> _Entries provided_:
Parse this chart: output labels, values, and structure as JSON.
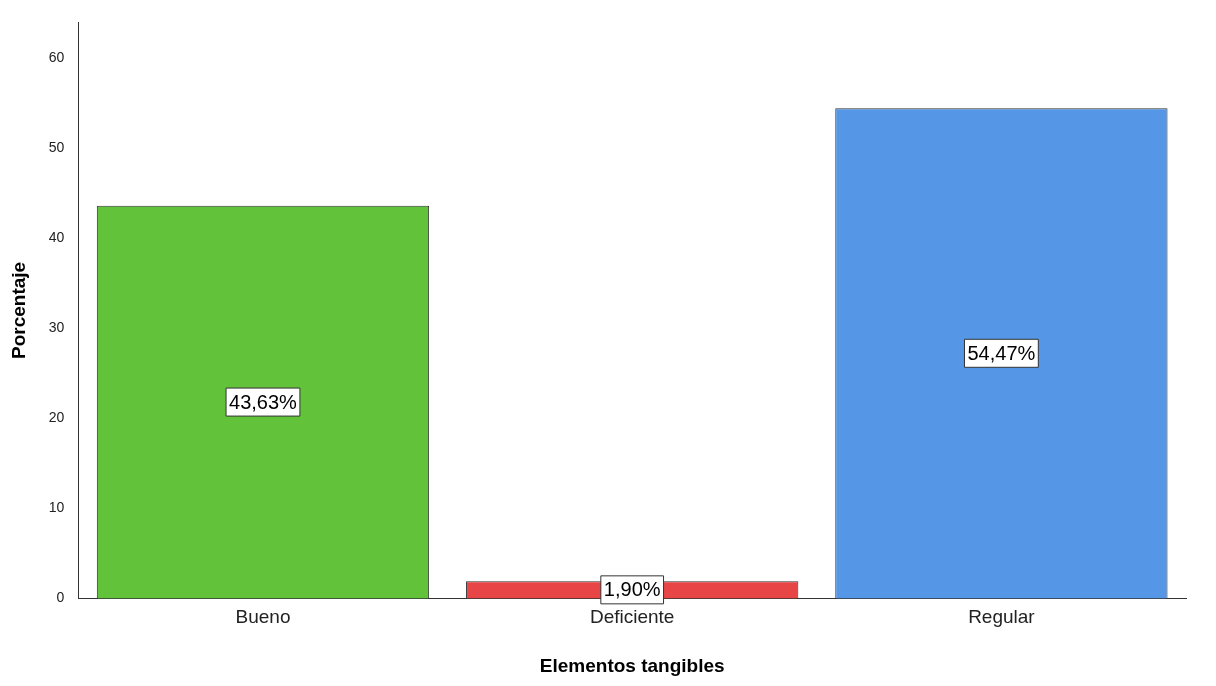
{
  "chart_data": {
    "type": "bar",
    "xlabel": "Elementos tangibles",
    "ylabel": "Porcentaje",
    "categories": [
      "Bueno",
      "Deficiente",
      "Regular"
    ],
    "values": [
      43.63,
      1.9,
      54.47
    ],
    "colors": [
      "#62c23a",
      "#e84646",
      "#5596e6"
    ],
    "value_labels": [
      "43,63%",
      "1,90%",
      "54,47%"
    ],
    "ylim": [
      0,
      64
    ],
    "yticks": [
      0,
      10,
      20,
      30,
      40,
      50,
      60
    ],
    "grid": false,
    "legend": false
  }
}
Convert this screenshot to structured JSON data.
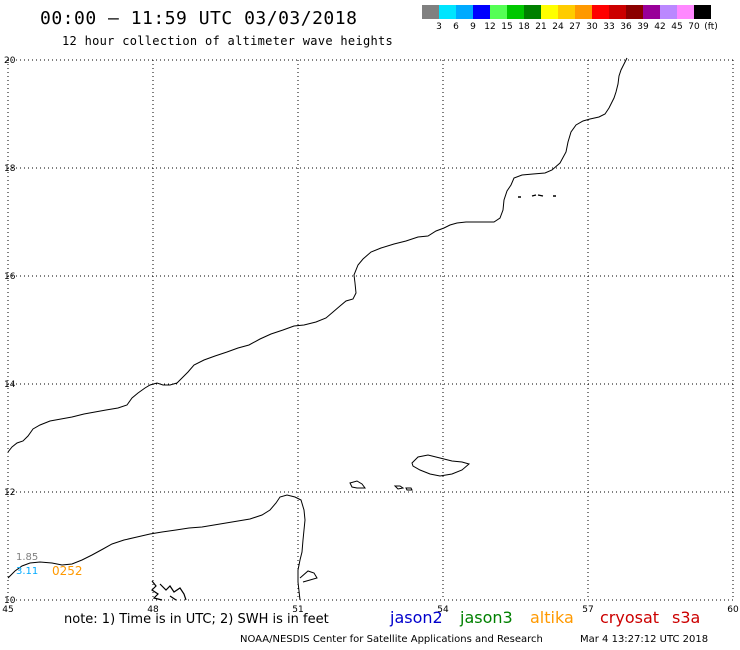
* * *
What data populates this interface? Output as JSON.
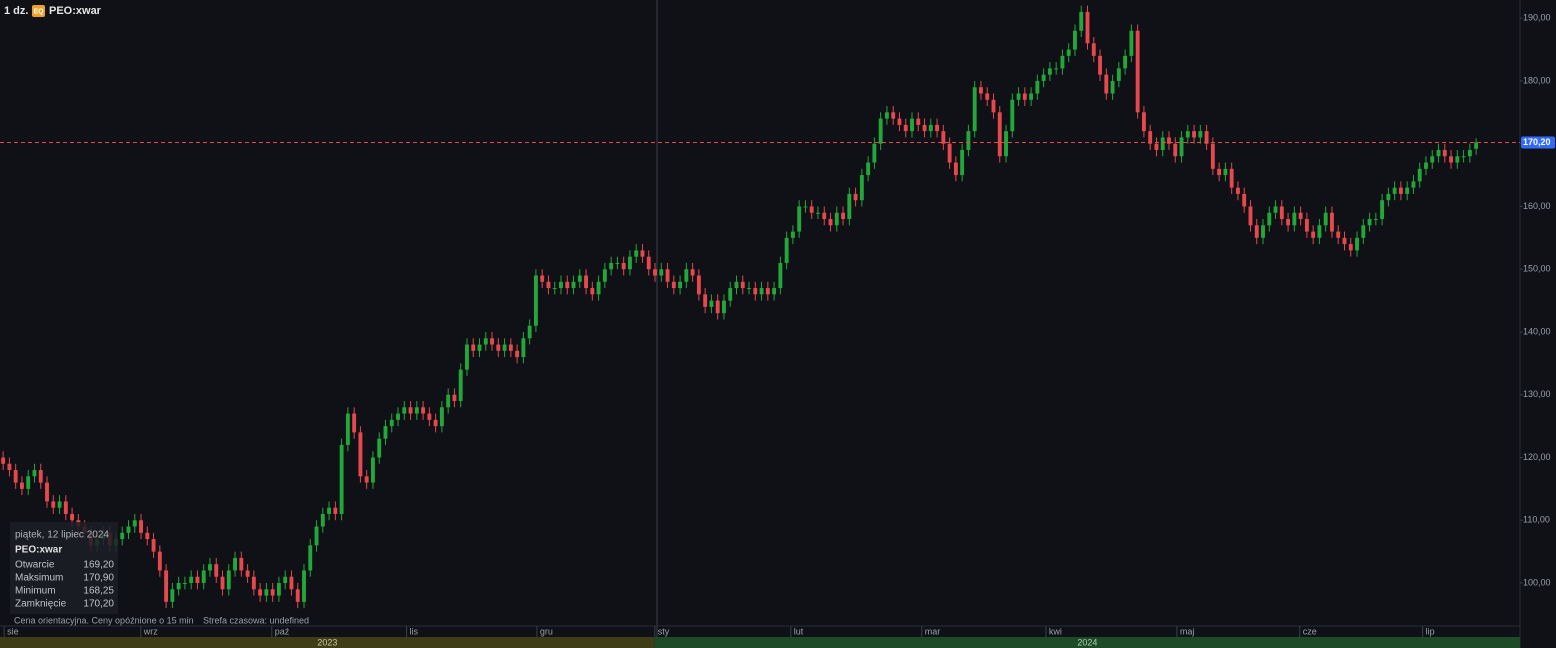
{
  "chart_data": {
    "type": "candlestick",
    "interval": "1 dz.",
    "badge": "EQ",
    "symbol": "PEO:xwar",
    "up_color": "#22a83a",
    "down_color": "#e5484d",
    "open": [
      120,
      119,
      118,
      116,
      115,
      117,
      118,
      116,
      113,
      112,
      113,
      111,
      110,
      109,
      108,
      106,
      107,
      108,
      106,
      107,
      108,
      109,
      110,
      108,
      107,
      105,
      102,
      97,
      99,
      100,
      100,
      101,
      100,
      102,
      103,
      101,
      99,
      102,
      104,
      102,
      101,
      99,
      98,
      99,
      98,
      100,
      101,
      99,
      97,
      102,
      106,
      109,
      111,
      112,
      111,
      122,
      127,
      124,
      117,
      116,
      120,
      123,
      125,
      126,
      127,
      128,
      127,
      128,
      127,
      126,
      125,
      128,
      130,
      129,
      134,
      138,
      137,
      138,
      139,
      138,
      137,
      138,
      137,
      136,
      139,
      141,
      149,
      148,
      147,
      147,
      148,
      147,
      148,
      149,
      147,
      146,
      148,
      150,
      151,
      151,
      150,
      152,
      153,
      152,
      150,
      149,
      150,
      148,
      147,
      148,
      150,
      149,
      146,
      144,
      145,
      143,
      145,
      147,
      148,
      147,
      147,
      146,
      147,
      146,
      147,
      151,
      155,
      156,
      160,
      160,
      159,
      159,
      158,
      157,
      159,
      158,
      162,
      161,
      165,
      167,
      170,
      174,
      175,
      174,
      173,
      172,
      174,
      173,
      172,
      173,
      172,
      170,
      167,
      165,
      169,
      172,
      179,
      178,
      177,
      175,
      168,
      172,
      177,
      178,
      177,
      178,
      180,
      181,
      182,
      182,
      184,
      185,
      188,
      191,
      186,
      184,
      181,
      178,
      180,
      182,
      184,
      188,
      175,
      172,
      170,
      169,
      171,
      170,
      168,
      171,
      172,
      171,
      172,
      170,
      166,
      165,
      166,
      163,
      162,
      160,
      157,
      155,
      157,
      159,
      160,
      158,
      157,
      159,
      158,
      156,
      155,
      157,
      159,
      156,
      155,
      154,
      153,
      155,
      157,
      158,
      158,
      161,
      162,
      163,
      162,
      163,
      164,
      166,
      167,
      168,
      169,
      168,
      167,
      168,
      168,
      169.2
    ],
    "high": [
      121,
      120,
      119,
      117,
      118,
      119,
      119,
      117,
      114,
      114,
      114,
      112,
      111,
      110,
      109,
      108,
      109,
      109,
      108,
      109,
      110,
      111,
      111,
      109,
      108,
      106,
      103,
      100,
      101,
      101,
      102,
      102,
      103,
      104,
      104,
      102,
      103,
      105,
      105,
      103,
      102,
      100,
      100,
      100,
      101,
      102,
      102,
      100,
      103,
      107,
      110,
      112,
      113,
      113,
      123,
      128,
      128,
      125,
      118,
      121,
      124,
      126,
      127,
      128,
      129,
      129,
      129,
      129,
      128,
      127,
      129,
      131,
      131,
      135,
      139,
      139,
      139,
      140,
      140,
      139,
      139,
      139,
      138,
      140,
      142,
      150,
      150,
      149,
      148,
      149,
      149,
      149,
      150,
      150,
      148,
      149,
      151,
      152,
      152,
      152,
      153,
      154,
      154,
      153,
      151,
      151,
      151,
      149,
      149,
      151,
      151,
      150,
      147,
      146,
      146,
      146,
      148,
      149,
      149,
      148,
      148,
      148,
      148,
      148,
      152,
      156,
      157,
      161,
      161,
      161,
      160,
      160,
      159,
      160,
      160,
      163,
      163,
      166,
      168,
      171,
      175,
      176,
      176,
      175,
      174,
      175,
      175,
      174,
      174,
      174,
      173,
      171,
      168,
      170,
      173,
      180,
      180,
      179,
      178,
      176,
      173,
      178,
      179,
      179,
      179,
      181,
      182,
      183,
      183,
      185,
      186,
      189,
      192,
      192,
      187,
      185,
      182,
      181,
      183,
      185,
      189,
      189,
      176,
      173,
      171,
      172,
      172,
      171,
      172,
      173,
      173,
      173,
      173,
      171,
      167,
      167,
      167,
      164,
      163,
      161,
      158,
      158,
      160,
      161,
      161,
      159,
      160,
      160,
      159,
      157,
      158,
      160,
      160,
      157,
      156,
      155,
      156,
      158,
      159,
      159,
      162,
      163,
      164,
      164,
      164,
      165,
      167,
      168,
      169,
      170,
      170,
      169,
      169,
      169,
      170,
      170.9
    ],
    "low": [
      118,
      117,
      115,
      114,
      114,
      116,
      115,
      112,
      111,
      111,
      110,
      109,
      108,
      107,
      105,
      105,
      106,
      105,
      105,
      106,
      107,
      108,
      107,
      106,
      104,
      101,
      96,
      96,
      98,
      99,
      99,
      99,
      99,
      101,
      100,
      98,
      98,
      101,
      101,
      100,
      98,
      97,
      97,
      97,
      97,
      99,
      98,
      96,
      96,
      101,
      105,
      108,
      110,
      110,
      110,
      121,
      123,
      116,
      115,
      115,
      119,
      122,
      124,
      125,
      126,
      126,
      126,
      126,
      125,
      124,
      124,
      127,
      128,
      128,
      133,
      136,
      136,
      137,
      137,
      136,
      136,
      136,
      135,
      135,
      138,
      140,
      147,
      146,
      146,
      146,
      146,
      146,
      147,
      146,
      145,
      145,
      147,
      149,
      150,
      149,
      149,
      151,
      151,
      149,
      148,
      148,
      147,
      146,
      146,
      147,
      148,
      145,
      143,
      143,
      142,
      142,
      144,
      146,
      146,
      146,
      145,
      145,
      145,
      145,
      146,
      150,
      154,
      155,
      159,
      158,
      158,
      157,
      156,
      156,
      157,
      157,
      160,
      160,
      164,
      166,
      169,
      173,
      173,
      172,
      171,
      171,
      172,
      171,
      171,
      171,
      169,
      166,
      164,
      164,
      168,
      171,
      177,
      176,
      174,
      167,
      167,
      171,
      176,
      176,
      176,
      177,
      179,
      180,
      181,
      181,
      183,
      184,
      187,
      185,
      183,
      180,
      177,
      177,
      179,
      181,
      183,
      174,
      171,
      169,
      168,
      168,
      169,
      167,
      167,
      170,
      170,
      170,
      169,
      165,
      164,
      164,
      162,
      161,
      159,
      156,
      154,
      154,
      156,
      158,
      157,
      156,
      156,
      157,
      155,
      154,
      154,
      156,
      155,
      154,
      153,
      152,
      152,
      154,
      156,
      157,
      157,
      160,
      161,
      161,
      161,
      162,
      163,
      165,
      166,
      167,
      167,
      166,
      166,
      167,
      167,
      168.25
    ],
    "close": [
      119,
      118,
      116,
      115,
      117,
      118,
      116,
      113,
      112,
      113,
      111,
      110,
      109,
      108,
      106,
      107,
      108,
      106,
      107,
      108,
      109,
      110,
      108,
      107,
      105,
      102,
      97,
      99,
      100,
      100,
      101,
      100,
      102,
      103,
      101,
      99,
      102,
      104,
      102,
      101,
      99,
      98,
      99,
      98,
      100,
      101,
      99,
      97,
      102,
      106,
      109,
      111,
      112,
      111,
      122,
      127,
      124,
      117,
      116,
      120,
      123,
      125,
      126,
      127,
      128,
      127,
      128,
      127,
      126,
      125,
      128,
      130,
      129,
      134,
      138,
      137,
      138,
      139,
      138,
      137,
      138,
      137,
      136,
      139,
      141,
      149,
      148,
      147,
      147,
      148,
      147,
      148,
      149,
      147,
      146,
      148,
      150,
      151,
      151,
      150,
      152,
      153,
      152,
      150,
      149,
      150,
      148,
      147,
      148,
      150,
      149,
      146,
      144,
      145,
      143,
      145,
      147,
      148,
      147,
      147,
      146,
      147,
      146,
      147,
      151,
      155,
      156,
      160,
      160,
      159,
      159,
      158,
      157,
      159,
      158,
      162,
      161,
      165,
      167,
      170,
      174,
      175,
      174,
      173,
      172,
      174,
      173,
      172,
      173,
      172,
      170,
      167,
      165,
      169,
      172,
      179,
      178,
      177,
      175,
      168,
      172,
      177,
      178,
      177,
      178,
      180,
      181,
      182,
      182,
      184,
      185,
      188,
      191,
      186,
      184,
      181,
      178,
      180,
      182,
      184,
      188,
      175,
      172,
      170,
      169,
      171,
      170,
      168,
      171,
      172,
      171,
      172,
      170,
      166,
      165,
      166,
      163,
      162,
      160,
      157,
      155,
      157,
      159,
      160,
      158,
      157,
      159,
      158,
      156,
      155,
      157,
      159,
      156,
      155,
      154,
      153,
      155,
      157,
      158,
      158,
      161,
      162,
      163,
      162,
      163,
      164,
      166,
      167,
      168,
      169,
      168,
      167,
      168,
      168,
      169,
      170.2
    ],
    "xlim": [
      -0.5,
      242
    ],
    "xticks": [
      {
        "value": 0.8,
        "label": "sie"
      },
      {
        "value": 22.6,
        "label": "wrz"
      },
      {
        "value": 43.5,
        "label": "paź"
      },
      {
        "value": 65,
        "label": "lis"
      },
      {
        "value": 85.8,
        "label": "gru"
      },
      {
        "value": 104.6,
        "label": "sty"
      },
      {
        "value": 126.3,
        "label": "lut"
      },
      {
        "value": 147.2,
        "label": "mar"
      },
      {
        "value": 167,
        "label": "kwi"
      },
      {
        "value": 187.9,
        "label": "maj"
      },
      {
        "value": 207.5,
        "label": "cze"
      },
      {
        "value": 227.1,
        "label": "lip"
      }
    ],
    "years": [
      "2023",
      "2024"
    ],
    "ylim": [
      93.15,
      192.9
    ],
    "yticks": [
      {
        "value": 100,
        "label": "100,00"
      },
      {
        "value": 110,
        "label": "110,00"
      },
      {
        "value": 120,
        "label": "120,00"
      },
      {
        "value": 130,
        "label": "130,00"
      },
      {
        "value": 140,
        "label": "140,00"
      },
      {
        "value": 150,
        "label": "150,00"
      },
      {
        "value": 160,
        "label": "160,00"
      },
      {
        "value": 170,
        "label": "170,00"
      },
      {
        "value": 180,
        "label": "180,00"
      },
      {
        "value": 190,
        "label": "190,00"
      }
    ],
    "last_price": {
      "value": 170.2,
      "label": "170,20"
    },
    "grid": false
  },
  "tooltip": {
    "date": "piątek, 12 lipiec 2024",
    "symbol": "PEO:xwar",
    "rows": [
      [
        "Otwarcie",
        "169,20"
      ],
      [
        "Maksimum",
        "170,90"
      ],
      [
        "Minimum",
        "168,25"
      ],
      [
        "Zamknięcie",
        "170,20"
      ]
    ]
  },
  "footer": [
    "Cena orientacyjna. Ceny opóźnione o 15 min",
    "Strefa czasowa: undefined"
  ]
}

> _What you need to do_: Restate word for word the lines that begin at the one with "Parse this chart: output" and end at the one with "Convert this screenshot", including both, and leave every picture aside.

> _Solution below_:
Parse this chart: output labels, values, and structure as JSON.
{
  "chart_data": {
    "type": "bar",
    "xlabel": "Elementos tangibles",
    "ylabel": "Porcentaje",
    "categories": [
      "Bueno",
      "Deficiente",
      "Regular"
    ],
    "values": [
      43.63,
      1.9,
      54.47
    ],
    "colors": [
      "#62c23a",
      "#e84646",
      "#5596e6"
    ],
    "value_labels": [
      "43,63%",
      "1,90%",
      "54,47%"
    ],
    "ylim": [
      0,
      64
    ],
    "yticks": [
      0,
      10,
      20,
      30,
      40,
      50,
      60
    ],
    "grid": false,
    "legend": false
  }
}
Convert this screenshot to structured JSON data.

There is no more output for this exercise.